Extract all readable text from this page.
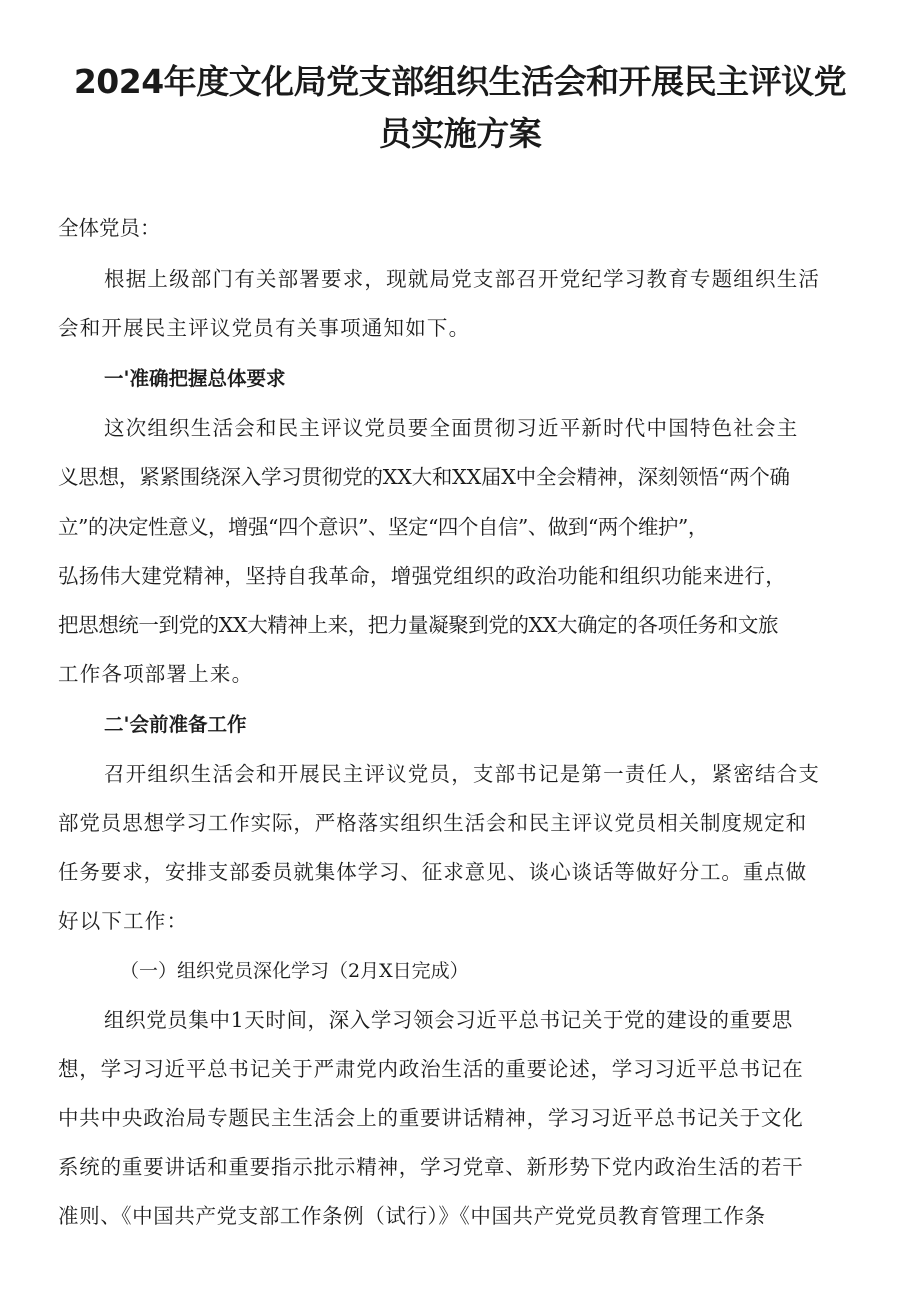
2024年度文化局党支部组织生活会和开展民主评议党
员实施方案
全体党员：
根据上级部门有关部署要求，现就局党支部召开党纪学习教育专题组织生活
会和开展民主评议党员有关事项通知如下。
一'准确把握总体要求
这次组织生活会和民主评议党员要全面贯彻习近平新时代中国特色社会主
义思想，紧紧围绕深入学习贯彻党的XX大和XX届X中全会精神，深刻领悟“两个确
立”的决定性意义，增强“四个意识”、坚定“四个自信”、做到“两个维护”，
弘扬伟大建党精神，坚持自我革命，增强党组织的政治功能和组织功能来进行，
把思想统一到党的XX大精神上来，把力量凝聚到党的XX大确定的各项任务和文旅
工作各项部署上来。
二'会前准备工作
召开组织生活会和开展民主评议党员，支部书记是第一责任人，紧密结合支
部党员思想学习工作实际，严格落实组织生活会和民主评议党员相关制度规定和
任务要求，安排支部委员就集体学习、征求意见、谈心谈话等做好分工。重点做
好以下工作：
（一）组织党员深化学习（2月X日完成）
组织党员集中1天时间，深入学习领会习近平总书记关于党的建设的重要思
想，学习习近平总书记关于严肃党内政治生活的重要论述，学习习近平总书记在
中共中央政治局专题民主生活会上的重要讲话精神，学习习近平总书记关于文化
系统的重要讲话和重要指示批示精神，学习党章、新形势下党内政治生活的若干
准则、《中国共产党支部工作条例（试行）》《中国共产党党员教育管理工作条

————

What the exercise asks: Reproduce all of the data exactly, omitting each picture it holds.

Result:
Extract all readable text from this page.
2024年度文化局党支部组织生活会和开展民主评议党
员实施方案
全体党员：
根据上级部门有关部署要求，现就局党支部召开党纪学习教育专题组织生活
会和开展民主评议党员有关事项通知如下。
一'准确把握总体要求
这次组织生活会和民主评议党员要全面贯彻习近平新时代中国特色社会主
义思想，紧紧围绕深入学习贯彻党的XX大和XX届X中全会精神，深刻领悟“两个确
立”的决定性意义，增强“四个意识”、坚定“四个自信”、做到“两个维护”，
弘扬伟大建党精神，坚持自我革命，增强党组织的政治功能和组织功能来进行，
把思想统一到党的XX大精神上来，把力量凝聚到党的XX大确定的各项任务和文旅
工作各项部署上来。
二'会前准备工作
召开组织生活会和开展民主评议党员，支部书记是第一责任人，紧密结合支
部党员思想学习工作实际，严格落实组织生活会和民主评议党员相关制度规定和
任务要求，安排支部委员就集体学习、征求意见、谈心谈话等做好分工。重点做
好以下工作：
（一）组织党员深化学习（2月X日完成）
组织党员集中1天时间，深入学习领会习近平总书记关于党的建设的重要思
想，学习习近平总书记关于严肃党内政治生活的重要论述，学习习近平总书记在
中共中央政治局专题民主生活会上的重要讲话精神，学习习近平总书记关于文化
系统的重要讲话和重要指示批示精神，学习党章、新形势下党内政治生活的若干
准则、《中国共产党支部工作条例（试行）》《中国共产党党员教育管理工作条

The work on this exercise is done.